O que acontece? Para explicar melhor vou falar sobre alguns aspectos das experiências que na realidade ocorrem ao mesmo tempo, sobrepõem-se e confundem-se.

O aspecto físico: calor, frio, correntes de energias que atravessam o corpo, contrações e “paralise” em várias partes do corpo. Com a manipulação das partes afetadas, estas dores e contracções “dissolvem-se” e transformam-se numa corrente de emoções, visões ou memórias vívidas de algo que muitas vezes pode estar relacionado com o significado simbólico dessa parte do corpo. Por exemplo: as pernas, mãos, lábios, genitais… (inconsciente Reichiano). É importante ser capaz de captar e ouvir estas mensagens do corpo.

 

Segundo a psicologia do Reich, Lowen, Gaiarsa, cada emoção corresponde a uma série de manifestações físicas: contrações musculares, aceleração cardíaca e respiratória, etc… concebidas para a exteriorizar, para “agir” a emoção. Se isto não acontecer e estas emoções forem removidas, elas permanecem aprisionadas no nosso corpo sob a forma de contrações musculares e viscerais (a armadura muscular do carácter de Reich) que provocam um menor fluxo sanguíneo e, portanto, uma menor vitalidade destas partes do corpo. Esta é a origem de muitas doenças psicossomáticas. Estas armaduras são, num certo sentido, “dissolvidas” durante a experiência holotrópica.

O aspecto emocional: podemos reviver emoções fortes frequentemente relacionadas com eventos infantis reprimidos (inconsciênte freudiano). Podem também manifestar, vividamente, sequências inteiras de situações, experiências, emoções que ocorrem em lugares distantes e desconhecidos ou num período histórico que não pertencem à vida pessoal do respirador mas que contêm um significado profundo para essa pessoa naquele momento particular e oferecem “revelações” sobre algo da vida atual. Algumas pessoas referem-se a elas como “experiências de vida passada”. Jung poderia tê-las considerado manifestações do inconsciente coletivo ou “identificações com uma memória ancestral”. De qualquer maneira as definimos, são sempre experiências muito profundas que carregam significado, mudança e consciência.

Experiências perinatais: se temos de “reviver” os nossos traumas num certo sentido para “dissolvê-los” e transcendê-los, por vezes acontece que chegamos ao que para alguns estudiosos (Otto Rank, por exemplo) é o “Trauma de traumas” de um ser humano: o nascimento, a passagem de um estado paradisíaco para uma condição de “separatividade” (alguns associam este “abandono” com a ideia de pecado original). Podemos ter “superado” este trauma fisicamente, mas nunca o termos processado psicologicamente.

◆ Dados fornecidos
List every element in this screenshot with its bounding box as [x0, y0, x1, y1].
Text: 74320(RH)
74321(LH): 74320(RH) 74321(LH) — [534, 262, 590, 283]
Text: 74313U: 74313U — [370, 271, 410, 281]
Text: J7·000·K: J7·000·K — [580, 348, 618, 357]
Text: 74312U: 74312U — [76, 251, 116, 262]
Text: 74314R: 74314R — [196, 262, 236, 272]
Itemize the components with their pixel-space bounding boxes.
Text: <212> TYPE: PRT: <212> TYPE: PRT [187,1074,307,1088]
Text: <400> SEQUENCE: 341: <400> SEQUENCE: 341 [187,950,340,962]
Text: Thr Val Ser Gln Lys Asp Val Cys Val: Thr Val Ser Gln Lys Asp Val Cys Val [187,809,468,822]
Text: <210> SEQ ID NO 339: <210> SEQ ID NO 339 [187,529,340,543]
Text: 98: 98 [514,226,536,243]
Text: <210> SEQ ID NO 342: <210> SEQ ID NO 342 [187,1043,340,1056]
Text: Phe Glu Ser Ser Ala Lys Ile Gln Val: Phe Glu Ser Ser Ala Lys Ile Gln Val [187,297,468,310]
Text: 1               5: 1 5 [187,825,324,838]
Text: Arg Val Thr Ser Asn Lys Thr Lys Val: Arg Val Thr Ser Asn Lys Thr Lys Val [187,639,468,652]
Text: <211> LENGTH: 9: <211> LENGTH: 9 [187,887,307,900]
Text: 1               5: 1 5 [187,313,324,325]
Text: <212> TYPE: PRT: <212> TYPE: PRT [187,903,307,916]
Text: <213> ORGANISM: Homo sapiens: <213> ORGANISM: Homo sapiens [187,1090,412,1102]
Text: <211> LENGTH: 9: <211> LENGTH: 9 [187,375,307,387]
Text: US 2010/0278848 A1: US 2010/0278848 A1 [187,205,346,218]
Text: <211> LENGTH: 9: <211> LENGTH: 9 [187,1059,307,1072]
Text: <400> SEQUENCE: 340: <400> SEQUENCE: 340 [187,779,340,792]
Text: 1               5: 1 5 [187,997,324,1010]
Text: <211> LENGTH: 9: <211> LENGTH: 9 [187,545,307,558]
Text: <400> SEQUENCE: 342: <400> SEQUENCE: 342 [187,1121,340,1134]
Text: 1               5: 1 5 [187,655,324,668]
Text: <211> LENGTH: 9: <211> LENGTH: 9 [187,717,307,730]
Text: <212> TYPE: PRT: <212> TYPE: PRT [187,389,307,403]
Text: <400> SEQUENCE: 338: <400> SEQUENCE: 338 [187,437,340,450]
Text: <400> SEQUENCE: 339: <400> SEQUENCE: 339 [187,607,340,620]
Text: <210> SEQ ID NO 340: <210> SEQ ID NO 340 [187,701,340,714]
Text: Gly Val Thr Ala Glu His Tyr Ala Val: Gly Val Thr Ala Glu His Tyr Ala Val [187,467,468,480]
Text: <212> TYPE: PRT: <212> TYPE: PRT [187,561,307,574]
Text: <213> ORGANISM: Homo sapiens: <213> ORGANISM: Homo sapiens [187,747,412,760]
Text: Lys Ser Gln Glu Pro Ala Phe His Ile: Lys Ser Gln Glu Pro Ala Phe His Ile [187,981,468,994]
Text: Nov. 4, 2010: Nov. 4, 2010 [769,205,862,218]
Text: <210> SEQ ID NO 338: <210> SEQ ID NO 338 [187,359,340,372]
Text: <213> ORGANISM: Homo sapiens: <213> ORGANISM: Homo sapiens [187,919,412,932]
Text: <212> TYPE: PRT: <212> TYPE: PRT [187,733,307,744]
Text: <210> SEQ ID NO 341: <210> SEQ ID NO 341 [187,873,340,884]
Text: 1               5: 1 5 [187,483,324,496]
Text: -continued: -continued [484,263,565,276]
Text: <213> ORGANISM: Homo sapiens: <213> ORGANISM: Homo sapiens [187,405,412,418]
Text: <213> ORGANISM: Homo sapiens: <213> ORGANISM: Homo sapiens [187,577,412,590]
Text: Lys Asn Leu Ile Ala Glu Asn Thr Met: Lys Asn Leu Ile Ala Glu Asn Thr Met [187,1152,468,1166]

◆ O que se pede
Prossiga o texto sobre os aspectos da experiência holotrópica, começando logo a seguir à última frase apresentada.

◆ Resposta à tarefa
Grof descreveu vários tipos de experiências associadas ao nascimento e dividiu-as em 4 fases de nascimento, as matrizes perinatais básicas: ‘o universo amniótico’, ‘a submissão cósmica sem saída’, ‘a luta de morte e renascimento’, ‘a experiência de morte e renascimento’. O nascimento permanece, para Grof, um “divisor de aguas”, um “portal” entre a dimensão físico-material e a dimensão espiritual-transpessoal.

Experiências transpessoais: O encontro dramático com o nascimento e a morte, típico das experiências perinatais, abre a porta a experiências transpessoais mesmo que em alguns casos o acesso a estes territórios do inconsciente possa acontecer sem o confronto com o nível perinatal. O que acumula o vasto e complexo grupo de fenómenos transpessoais é a percepção que a pessoa tem de que a sua consciência se expandiu para além das fronteiras habituais do ego, transcendendo a dimensão espaço-tempo comum. Este tipo de experiências, muito difíceis de descrever, deixa naqueles que as vivem importantes intuições filosóficas, existenciais, espirituais sobre o sentido da vida, um aumento do sentimento “religioso” de pertença a uma totalidade mais ampla e universal e um autêntico sentido de liberdade. Muitas destas experiências são semelhantes às encontradas na literatura espiritual ou em descrições de experiências xamânicas como a identificação com qualquer elemento da natureza: animais, plantas, seres humanos ou arquétipos, e são portadores de significado e de consciência.

Não é necessário explicar estas experiências tanto como acolhê-las na vida de cada um, para “fazer algo” sobre elas.